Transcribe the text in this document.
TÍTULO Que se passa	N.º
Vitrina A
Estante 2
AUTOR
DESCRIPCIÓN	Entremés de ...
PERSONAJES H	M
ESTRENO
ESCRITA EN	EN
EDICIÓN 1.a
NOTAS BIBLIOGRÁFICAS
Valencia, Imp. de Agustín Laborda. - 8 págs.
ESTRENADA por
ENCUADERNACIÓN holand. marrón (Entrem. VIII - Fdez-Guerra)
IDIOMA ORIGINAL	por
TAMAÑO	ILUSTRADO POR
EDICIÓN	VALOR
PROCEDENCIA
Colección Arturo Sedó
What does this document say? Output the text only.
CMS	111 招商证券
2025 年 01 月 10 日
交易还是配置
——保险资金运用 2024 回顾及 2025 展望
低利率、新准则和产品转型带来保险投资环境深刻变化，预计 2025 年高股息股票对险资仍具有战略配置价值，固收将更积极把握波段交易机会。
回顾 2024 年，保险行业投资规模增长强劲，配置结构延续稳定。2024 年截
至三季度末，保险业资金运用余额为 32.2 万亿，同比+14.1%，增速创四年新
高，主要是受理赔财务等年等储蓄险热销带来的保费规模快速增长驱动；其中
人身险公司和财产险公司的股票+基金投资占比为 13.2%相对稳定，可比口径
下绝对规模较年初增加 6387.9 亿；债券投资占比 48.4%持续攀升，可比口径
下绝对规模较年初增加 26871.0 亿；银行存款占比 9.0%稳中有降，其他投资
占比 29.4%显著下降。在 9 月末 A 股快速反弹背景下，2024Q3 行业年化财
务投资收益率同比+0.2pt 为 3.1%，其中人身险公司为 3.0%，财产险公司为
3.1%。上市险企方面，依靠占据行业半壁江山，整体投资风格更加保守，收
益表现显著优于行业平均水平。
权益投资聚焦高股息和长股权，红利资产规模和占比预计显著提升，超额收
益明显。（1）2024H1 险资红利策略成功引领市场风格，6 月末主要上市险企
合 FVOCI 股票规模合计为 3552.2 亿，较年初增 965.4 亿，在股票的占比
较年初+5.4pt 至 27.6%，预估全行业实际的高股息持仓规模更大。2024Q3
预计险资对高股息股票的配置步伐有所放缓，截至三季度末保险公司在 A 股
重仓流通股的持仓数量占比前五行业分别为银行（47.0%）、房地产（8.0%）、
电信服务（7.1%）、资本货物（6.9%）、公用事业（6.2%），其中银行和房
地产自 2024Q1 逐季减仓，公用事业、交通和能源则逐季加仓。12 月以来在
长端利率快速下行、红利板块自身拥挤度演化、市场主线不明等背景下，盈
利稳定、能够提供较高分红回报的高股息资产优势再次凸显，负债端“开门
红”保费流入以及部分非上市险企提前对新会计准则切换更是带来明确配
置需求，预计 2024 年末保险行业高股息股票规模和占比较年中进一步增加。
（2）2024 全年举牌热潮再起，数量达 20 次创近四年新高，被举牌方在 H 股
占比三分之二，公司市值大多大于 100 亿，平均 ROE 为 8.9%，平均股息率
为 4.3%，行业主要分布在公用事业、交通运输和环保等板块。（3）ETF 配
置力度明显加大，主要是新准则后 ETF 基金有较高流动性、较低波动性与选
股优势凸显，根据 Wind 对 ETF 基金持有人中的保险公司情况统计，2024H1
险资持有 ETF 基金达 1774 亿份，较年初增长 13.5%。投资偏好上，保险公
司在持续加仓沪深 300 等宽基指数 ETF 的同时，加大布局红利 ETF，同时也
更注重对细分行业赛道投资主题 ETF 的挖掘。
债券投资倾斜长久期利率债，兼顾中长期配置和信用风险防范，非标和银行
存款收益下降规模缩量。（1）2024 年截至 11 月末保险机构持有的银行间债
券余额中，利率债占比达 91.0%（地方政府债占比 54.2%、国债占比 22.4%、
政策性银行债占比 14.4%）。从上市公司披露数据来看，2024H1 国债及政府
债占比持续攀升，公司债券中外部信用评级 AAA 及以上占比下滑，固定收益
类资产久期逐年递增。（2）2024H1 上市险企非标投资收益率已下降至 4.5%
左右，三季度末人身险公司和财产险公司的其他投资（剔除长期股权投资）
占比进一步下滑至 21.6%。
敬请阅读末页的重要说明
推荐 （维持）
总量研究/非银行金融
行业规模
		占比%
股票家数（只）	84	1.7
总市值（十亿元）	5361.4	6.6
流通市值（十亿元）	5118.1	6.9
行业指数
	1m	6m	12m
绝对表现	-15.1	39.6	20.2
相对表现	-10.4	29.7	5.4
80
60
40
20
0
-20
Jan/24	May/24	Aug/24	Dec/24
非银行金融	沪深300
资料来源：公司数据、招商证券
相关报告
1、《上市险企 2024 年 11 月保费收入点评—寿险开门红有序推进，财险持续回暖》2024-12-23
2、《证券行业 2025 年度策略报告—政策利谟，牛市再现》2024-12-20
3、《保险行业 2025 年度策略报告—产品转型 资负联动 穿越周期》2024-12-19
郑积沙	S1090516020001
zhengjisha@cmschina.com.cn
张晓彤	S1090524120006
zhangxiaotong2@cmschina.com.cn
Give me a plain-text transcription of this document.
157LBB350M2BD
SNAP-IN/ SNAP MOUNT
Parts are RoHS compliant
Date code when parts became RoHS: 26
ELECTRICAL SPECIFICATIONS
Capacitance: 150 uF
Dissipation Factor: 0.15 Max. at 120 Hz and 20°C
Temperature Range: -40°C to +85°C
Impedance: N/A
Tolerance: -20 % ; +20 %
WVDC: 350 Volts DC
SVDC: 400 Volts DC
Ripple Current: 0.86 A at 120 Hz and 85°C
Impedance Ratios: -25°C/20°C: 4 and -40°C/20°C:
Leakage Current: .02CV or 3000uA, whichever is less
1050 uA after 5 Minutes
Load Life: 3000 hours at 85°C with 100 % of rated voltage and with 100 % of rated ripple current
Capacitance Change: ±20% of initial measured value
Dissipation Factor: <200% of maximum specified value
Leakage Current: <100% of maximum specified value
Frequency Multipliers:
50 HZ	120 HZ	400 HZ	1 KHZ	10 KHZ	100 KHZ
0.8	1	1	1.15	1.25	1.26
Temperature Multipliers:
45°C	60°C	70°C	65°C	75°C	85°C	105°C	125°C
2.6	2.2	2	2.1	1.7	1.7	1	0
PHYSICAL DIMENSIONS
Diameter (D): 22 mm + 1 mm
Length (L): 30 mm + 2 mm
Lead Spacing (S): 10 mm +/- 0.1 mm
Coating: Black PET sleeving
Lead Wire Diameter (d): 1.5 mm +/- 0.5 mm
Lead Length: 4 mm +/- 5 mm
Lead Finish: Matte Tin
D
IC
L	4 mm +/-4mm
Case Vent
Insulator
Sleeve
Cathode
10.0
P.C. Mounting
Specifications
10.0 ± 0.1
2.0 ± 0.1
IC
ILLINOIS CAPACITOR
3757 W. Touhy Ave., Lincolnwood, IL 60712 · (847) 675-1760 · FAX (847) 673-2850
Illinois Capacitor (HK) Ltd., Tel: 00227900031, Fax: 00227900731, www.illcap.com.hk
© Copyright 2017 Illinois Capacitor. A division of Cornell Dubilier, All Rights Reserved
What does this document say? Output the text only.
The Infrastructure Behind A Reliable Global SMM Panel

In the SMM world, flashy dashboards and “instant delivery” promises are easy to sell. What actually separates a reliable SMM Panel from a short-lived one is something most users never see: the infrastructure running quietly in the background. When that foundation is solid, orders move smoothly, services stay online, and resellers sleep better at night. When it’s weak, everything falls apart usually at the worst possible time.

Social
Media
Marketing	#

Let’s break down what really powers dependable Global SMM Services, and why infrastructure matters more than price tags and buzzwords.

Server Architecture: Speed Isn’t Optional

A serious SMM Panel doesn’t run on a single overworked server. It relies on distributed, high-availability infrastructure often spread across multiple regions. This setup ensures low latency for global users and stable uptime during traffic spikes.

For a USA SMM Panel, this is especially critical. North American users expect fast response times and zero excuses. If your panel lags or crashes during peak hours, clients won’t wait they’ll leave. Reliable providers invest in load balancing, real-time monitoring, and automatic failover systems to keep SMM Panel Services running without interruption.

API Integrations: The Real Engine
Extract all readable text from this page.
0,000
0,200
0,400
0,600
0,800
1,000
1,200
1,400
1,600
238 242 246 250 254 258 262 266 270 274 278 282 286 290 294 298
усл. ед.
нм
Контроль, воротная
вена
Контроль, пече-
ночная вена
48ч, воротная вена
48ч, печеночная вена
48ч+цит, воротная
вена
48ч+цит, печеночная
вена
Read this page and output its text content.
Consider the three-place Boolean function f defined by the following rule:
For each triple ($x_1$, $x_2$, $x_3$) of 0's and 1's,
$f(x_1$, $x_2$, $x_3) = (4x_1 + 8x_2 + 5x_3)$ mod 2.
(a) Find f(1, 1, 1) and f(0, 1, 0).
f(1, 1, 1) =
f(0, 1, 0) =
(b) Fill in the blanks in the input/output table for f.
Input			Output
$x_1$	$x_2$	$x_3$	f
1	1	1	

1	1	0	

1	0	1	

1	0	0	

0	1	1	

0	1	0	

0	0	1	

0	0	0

## [Set problem]
Work out how many lines in the records above contain the word "Diameter", and give only that number.

## [The output]
2